### [Set problem]
Emit the entire listing verbatim.

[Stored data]
# # # # #
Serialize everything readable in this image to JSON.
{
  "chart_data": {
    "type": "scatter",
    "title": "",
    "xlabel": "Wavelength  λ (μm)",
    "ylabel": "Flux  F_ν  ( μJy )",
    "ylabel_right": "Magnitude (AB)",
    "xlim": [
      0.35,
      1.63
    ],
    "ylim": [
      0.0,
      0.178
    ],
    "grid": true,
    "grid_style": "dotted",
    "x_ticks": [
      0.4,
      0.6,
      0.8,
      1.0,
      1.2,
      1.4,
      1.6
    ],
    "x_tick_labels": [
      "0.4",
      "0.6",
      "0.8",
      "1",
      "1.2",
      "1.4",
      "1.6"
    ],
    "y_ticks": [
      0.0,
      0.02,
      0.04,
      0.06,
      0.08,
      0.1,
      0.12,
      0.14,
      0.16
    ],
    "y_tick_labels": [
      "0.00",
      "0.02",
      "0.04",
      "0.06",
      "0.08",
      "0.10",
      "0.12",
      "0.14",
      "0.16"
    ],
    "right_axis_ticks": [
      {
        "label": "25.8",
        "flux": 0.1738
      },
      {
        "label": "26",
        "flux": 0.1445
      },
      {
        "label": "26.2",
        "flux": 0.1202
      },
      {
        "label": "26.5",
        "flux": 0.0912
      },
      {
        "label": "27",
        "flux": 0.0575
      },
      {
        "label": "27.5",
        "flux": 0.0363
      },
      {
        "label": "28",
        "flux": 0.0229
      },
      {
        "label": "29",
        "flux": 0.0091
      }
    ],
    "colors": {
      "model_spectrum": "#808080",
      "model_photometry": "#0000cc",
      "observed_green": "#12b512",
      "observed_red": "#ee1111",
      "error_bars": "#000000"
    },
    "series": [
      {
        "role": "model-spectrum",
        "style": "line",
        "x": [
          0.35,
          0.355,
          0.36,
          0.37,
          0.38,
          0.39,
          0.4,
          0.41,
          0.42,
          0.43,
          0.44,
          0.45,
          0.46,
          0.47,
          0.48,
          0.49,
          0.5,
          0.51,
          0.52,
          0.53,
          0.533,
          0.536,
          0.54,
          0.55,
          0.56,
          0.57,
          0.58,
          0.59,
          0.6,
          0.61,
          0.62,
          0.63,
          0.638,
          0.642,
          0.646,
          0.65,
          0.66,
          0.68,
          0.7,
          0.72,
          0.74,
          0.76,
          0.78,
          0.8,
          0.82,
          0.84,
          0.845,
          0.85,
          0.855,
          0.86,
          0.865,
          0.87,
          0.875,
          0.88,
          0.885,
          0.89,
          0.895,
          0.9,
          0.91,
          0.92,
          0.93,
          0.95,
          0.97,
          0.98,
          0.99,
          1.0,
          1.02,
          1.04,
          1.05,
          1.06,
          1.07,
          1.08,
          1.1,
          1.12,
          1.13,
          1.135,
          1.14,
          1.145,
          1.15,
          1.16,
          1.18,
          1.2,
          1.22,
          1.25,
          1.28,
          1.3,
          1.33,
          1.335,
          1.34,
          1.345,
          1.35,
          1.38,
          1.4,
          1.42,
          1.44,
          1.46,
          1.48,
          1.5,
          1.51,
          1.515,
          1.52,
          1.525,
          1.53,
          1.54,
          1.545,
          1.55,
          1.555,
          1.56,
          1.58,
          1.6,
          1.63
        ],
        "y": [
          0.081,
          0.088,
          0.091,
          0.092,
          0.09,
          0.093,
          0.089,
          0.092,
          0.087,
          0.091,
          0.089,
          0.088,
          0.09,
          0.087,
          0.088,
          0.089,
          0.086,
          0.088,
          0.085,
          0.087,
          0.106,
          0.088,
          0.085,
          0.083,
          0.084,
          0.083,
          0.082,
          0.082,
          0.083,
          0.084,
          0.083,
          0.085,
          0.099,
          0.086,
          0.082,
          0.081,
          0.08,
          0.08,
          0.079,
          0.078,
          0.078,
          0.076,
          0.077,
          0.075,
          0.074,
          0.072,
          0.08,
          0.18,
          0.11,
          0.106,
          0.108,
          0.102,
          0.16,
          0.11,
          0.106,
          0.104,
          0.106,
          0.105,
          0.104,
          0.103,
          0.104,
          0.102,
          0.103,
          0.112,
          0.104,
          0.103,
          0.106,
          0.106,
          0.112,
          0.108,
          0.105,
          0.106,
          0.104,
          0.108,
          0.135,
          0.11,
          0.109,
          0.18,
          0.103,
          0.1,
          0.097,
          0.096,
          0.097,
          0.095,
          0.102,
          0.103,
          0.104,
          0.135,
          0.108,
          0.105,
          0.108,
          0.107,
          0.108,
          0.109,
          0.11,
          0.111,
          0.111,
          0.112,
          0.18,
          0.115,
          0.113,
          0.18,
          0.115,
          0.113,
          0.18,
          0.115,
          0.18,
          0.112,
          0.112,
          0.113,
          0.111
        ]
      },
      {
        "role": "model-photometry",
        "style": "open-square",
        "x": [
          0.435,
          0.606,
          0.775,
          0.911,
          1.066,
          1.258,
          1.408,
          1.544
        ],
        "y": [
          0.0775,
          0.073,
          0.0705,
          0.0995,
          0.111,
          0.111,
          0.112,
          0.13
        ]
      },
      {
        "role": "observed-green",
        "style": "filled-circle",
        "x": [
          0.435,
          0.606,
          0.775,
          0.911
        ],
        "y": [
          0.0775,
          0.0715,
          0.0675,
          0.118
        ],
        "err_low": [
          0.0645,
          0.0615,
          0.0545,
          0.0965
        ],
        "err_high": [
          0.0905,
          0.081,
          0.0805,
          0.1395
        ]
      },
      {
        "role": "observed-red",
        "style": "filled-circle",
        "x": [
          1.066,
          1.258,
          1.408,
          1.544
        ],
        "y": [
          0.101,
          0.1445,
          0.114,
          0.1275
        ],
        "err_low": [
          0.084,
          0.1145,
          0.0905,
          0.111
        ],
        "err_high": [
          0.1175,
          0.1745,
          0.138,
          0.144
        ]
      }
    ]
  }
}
# # # # #
### [Answer for this exercise]
Serialize everything readable in this image to JSON.
{
  "chart_data": {
    "type": "scatter",
    "title": "",
    "xlabel": "Wavelength  λ (μm)",
    "ylabel": "Flux  F_ν  ( μJy )",
    "ylabel_right": "Magnitude (AB)",
    "xlim": [
      0.35,
      1.63
    ],
    "ylim": [
      0.0,
      0.178
    ],
    "grid": true,
    "grid_style": "dotted",
    "x_ticks": [
      0.4,
      0.6,
      0.8,
      1.0,
      1.2,
      1.4,
      1.6
    ],
    "x_tick_labels": [
      "0.4",
      "0.6",
      "0.8",
      "1",
      "1.2",
      "1.4",
      "1.6"
    ],
    "y_ticks": [
      0.0,
      0.02,
      0.04,
      0.06,
      0.08,
      0.1,
      0.12,
      0.14,
      0.16
    ],
    "y_tick_labels": [
      "0.00",
      "0.02",
      "0.04",
      "0.06",
      "0.08",
      "0.10",
      "0.12",
      "0.14",
      "0.16"
    ],
    "right_axis_ticks": [
      {
        "label": "25.8",
        "flux": 0.1738
      },
      {
        "label": "26",
        "flux": 0.1445
      },
      {
        "label": "26.2",
        "flux": 0.1202
      },
      {
        "label": "26.5",
        "flux": 0.0912
      },
      {
        "label": "27",
        "flux": 0.0575
      },
      {
        "label": "27.5",
        "flux": 0.0363
      },
      {
        "label": "28",
        "flux": 0.0229
      },
      {
        "label": "29",
        "flux": 0.0091
      }
    ],
    "colors": {
      "model_spectrum": "#808080",
      "model_photometry": "#0000cc",
      "observed_green": "#12b512",
      "observed_red": "#ee1111",
      "error_bars": "#000000"
    },
    "series": [
      {
        "role": "model-spectrum",
        "style": "line",
        "x": [
          0.35,
          0.355,
          0.36,
          0.37,
          0.38,
          0.39,
          0.4,
          0.41,
          0.42,
          0.43,
          0.44,
          0.45,
          0.46,
          0.47,
          0.48,
          0.49,
          0.5,
          0.51,
          0.52,
          0.53,
          0.533,
          0.536,
          0.54,
          0.55,
          0.56,
          0.57,
          0.58,
          0.59,
          0.6,
          0.61,
          0.62,
          0.63,
          0.638,
          0.642,
          0.646,
          0.65,
          0.66,
          0.68,
          0.7,
          0.72,
          0.74,
          0.76,
          0.78,
          0.8,
          0.82,
          0.84,
          0.845,
          0.85,
          0.855,
          0.86,
          0.865,
          0.87,
          0.875,
          0.88,
          0.885,
          0.89,
          0.895,
          0.9,
          0.91,
          0.92,
          0.93,
          0.95,
          0.97,
          0.98,
          0.99,
          1.0,
          1.02,
          1.04,
          1.05,
          1.06,
          1.07,
          1.08,
          1.1,
          1.12,
          1.13,
          1.135,
          1.14,
          1.145,
          1.15,
          1.16,
          1.18,
          1.2,
          1.22,
          1.25,
          1.28,
          1.3,
          1.33,
          1.335,
          1.34,
          1.345,
          1.35,
          1.38,
          1.4,
          1.42,
          1.44,
          1.46,
          1.48,
          1.5,
          1.51,
          1.515,
          1.52,
          1.525,
          1.53,
          1.54,
          1.545,
          1.55,
          1.555,
          1.56,
          1.58,
          1.6,
          1.63
        ],
        "y": [
          0.081,
          0.088,
          0.091,
          0.092,
          0.09,
          0.093,
          0.089,
          0.092,
          0.087,
          0.091,
          0.089,
          0.088,
          0.09,
          0.087,
          0.088,
          0.089,
          0.086,
          0.088,
          0.085,
          0.087,
          0.106,
          0.088,
          0.085,
          0.083,
          0.084,
          0.083,
          0.082,
          0.082,
          0.083,
          0.084,
          0.083,
          0.085,
          0.099,
          0.086,
          0.082,
          0.081,
          0.08,
          0.08,
          0.079,
          0.078,
          0.078,
          0.076,
          0.077,
          0.075,
          0.074,
          0.072,
          0.08,
          0.18,
          0.11,
          0.106,
          0.108,
          0.102,
          0.16,
          0.11,
          0.106,
          0.104,
          0.106,
          0.105,
          0.104,
          0.103,
          0.104,
          0.102,
          0.103,
          0.112,
          0.104,
          0.103,
          0.106,
          0.106,
          0.112,
          0.108,
          0.105,
          0.106,
          0.104,
          0.108,
          0.135,
          0.11,
          0.109,
          0.18,
          0.103,
          0.1,
          0.097,
          0.096,
          0.097,
          0.095,
          0.102,
          0.103,
          0.104,
          0.135,
          0.108,
          0.105,
          0.108,
          0.107,
          0.108,
          0.109,
          0.11,
          0.111,
          0.111,
          0.112,
          0.18,
          0.115,
          0.113,
          0.18,
          0.115,
          0.113,
          0.18,
          0.115,
          0.18,
          0.112,
          0.112,
          0.113,
          0.111
        ]
      },
      {
        "role": "model-photometry",
        "style": "open-square",
        "x": [
          0.435,
          0.606,
          0.775,
          0.911,
          1.066,
          1.258,
          1.408,
          1.544
        ],
        "y": [
          0.0775,
          0.073,
          0.0705,
          0.0995,
          0.111,
          0.111,
          0.112,
          0.13
        ]
      },
      {
        "role": "observed-green",
        "style": "filled-circle",
        "x": [
          0.435,
          0.606,
          0.775,
          0.911
        ],
        "y": [
          0.0775,
          0.0715,
          0.0675,
          0.118
        ],
        "err_low": [
          0.0645,
          0.0615,
          0.0545,
          0.0965
        ],
        "err_high": [
          0.0905,
          0.081,
          0.0805,
          0.1395
        ]
      },
      {
        "role": "observed-red",
        "style": "filled-circle",
        "x": [
          1.066,
          1.258,
          1.408,
          1.544
        ],
        "y": [
          0.101,
          0.1445,
          0.114,
          0.1275
        ],
        "err_low": [
          0.084,
          0.1145,
          0.0905,
          0.111
        ],
        "err_high": [
          0.1175,
          0.1745,
          0.138,
          0.144
        ]
      }
    ]
  }
}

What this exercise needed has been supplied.